Items from a figure collection
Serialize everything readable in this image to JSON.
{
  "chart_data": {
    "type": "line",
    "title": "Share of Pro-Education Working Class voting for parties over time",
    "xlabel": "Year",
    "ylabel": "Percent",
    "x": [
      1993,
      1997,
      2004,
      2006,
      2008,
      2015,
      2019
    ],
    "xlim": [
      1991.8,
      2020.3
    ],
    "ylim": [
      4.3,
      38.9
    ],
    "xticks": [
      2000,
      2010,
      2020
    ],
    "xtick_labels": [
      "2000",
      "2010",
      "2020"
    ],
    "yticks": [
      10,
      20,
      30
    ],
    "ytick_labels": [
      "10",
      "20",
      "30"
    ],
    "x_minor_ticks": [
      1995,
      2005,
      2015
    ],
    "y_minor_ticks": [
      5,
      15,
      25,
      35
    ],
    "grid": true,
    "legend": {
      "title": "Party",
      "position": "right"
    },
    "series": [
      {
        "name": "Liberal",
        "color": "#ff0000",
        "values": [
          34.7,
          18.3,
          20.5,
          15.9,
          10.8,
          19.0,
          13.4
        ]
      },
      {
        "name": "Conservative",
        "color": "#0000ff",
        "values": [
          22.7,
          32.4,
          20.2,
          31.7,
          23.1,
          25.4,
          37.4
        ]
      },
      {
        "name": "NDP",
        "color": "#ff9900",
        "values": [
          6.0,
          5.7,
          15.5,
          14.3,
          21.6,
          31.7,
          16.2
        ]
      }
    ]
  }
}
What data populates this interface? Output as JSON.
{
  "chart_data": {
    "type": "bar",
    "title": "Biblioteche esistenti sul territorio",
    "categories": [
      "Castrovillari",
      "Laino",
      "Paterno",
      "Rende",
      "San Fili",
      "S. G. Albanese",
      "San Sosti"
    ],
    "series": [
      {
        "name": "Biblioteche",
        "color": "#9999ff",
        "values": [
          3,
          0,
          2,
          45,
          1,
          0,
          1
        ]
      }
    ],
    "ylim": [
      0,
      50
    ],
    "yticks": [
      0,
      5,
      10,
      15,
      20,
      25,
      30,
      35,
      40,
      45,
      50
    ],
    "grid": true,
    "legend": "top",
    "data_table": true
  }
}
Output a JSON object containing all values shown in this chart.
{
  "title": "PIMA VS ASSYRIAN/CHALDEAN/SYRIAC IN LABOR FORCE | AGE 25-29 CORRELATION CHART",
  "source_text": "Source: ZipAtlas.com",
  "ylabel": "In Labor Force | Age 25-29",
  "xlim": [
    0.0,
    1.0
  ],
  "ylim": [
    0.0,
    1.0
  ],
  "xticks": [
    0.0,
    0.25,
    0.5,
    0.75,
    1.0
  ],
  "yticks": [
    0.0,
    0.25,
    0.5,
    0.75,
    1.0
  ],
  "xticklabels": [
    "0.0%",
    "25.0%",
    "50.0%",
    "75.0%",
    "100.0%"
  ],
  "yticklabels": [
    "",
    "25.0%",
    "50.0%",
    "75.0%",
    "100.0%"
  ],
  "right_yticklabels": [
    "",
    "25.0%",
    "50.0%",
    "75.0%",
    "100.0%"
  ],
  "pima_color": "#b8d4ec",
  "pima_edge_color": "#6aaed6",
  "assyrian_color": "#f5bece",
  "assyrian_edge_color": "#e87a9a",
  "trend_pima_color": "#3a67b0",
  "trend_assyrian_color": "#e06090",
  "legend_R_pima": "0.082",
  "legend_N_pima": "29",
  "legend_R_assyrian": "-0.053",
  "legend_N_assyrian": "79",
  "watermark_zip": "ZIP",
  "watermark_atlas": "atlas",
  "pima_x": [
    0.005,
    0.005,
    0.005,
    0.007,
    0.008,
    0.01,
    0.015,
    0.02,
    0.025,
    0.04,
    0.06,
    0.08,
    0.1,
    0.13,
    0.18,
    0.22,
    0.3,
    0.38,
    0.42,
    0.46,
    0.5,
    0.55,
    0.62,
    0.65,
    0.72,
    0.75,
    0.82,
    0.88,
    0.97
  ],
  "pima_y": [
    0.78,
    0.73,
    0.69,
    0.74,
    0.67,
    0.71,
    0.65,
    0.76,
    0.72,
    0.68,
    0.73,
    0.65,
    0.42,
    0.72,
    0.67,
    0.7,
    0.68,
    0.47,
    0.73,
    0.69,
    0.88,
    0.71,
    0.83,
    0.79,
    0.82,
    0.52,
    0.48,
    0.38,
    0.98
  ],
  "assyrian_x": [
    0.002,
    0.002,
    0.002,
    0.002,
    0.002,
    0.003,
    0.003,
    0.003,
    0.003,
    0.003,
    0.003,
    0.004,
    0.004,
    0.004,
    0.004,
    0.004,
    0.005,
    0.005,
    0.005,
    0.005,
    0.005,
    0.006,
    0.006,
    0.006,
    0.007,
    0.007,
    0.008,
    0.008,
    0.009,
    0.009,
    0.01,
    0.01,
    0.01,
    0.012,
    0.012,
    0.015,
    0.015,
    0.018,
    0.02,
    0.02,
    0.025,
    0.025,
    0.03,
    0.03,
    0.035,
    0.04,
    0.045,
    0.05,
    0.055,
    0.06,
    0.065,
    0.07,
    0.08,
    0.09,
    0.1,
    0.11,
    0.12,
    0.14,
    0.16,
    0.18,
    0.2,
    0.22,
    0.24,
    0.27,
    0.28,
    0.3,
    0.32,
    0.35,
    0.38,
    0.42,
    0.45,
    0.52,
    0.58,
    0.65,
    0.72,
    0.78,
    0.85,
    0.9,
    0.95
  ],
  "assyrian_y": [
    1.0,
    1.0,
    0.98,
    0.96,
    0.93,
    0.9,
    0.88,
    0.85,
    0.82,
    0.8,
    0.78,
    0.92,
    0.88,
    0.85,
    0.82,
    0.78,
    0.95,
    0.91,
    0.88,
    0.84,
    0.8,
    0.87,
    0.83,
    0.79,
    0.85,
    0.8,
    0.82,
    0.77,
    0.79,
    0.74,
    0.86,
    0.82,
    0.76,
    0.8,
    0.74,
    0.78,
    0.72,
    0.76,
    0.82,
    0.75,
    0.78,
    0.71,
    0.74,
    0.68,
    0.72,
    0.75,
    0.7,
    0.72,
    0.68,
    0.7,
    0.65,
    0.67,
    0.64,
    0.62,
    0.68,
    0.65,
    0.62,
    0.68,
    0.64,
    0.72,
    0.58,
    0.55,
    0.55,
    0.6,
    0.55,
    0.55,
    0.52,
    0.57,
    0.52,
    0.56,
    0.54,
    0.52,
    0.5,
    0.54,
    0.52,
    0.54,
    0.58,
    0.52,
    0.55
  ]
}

• AIM: Give the records above again, word for word.

• EXPECTED ANSWER:
Serialize everything readable in this image to JSON.
{
  "chart_data": {
    "type": "line",
    "title": "Share of Pro-Education Working Class voting for parties over time",
    "xlabel": "Year",
    "ylabel": "Percent",
    "x": [
      1993,
      1997,
      2004,
      2006,
      2008,
      2015,
      2019
    ],
    "xlim": [
      1991.8,
      2020.3
    ],
    "ylim": [
      4.3,
      38.9
    ],
    "xticks": [
      2000,
      2010,
      2020
    ],
    "xtick_labels": [
      "2000",
      "2010",
      "2020"
    ],
    "yticks": [
      10,
      20,
      30
    ],
    "ytick_labels": [
      "10",
      "20",
      "30"
    ],
    "x_minor_ticks": [
      1995,
      2005,
      2015
    ],
    "y_minor_ticks": [
      5,
      15,
      25,
      35
    ],
    "grid": true,
    "legend": {
      "title": "Party",
      "position": "right"
    },
    "series": [
      {
        "name": "Liberal",
        "color": "#ff0000",
        "values": [
          34.7,
          18.3,
          20.5,
          15.9,
          10.8,
          19.0,
          13.4
        ]
      },
      {
        "name": "Conservative",
        "color": "#0000ff",
        "values": [
          22.7,
          32.4,
          20.2,
          31.7,
          23.1,
          25.4,
          37.4
        ]
      },
      {
        "name": "NDP",
        "color": "#ff9900",
        "values": [
          6.0,
          5.7,
          15.5,
          14.3,
          21.6,
          31.7,
          16.2
        ]
      }
    ]
  }
}
What data populates this interface? Output as JSON.
{
  "chart_data": {
    "type": "bar",
    "title": "Biblioteche esistenti sul territorio",
    "categories": [
      "Castrovillari",
      "Laino",
      "Paterno",
      "Rende",
      "San Fili",
      "S. G. Albanese",
      "San Sosti"
    ],
    "series": [
      {
        "name": "Biblioteche",
        "color": "#9999ff",
        "values": [
          3,
          0,
          2,
          45,
          1,
          0,
          1
        ]
      }
    ],
    "ylim": [
      0,
      50
    ],
    "yticks": [
      0,
      5,
      10,
      15,
      20,
      25,
      30,
      35,
      40,
      45,
      50
    ],
    "grid": true,
    "legend": "top",
    "data_table": true
  }
}
Output a JSON object containing all values shown in this chart.
{
  "title": "PIMA VS ASSYRIAN/CHALDEAN/SYRIAC IN LABOR FORCE | AGE 25-29 CORRELATION CHART",
  "source_text": "Source: ZipAtlas.com",
  "ylabel": "In Labor Force | Age 25-29",
  "xlim": [
    0.0,
    1.0
  ],
  "ylim": [
    0.0,
    1.0
  ],
  "xticks": [
    0.0,
    0.25,
    0.5,
    0.75,
    1.0
  ],
  "yticks": [
    0.0,
    0.25,
    0.5,
    0.75,
    1.0
  ],
  "xticklabels": [
    "0.0%",
    "25.0%",
    "50.0%",
    "75.0%",
    "100.0%"
  ],
  "yticklabels": [
    "",
    "25.0%",
    "50.0%",
    "75.0%",
    "100.0%"
  ],
  "right_yticklabels": [
    "",
    "25.0%",
    "50.0%",
    "75.0%",
    "100.0%"
  ],
  "pima_color": "#b8d4ec",
  "pima_edge_color": "#6aaed6",
  "assyrian_color": "#f5bece",
  "assyrian_edge_color": "#e87a9a",
  "trend_pima_color": "#3a67b0",
  "trend_assyrian_color": "#e06090",
  "legend_R_pima": "0.082",
  "legend_N_pima": "29",
  "legend_R_assyrian": "-0.053",
  "legend_N_assyrian": "79",
  "watermark_zip": "ZIP",
  "watermark_atlas": "atlas",
  "pima_x": [
    0.005,
    0.005,
    0.005,
    0.007,
    0.008,
    0.01,
    0.015,
    0.02,
    0.025,
    0.04,
    0.06,
    0.08,
    0.1,
    0.13,
    0.18,
    0.22,
    0.3,
    0.38,
    0.42,
    0.46,
    0.5,
    0.55,
    0.62,
    0.65,
    0.72,
    0.75,
    0.82,
    0.88,
    0.97
  ],
  "pima_y": [
    0.78,
    0.73,
    0.69,
    0.74,
    0.67,
    0.71,
    0.65,
    0.76,
    0.72,
    0.68,
    0.73,
    0.65,
    0.42,
    0.72,
    0.67,
    0.7,
    0.68,
    0.47,
    0.73,
    0.69,
    0.88,
    0.71,
    0.83,
    0.79,
    0.82,
    0.52,
    0.48,
    0.38,
    0.98
  ],
  "assyrian_x": [
    0.002,
    0.002,
    0.002,
    0.002,
    0.002,
    0.003,
    0.003,
    0.003,
    0.003,
    0.003,
    0.003,
    0.004,
    0.004,
    0.004,
    0.004,
    0.004,
    0.005,
    0.005,
    0.005,
    0.005,
    0.005,
    0.006,
    0.006,
    0.006,
    0.007,
    0.007,
    0.008,
    0.008,
    0.009,
    0.009,
    0.01,
    0.01,
    0.01,
    0.012,
    0.012,
    0.015,
    0.015,
    0.018,
    0.02,
    0.02,
    0.025,
    0.025,
    0.03,
    0.03,
    0.035,
    0.04,
    0.045,
    0.05,
    0.055,
    0.06,
    0.065,
    0.07,
    0.08,
    0.09,
    0.1,
    0.11,
    0.12,
    0.14,
    0.16,
    0.18,
    0.2,
    0.22,
    0.24,
    0.27,
    0.28,
    0.3,
    0.32,
    0.35,
    0.38,
    0.42,
    0.45,
    0.52,
    0.58,
    0.65,
    0.72,
    0.78,
    0.85,
    0.9,
    0.95
  ],
  "assyrian_y": [
    1.0,
    1.0,
    0.98,
    0.96,
    0.93,
    0.9,
    0.88,
    0.85,
    0.82,
    0.8,
    0.78,
    0.92,
    0.88,
    0.85,
    0.82,
    0.78,
    0.95,
    0.91,
    0.88,
    0.84,
    0.8,
    0.87,
    0.83,
    0.79,
    0.85,
    0.8,
    0.82,
    0.77,
    0.79,
    0.74,
    0.86,
    0.82,
    0.76,
    0.8,
    0.74,
    0.78,
    0.72,
    0.76,
    0.82,
    0.75,
    0.78,
    0.71,
    0.74,
    0.68,
    0.72,
    0.75,
    0.7,
    0.72,
    0.68,
    0.7,
    0.65,
    0.67,
    0.64,
    0.62,
    0.68,
    0.65,
    0.62,
    0.68,
    0.64,
    0.72,
    0.58,
    0.55,
    0.55,
    0.6,
    0.55,
    0.55,
    0.52,
    0.57,
    0.52,
    0.56,
    0.54,
    0.52,
    0.5,
    0.54,
    0.52,
    0.54,
    0.58,
    0.52,
    0.55
  ]
}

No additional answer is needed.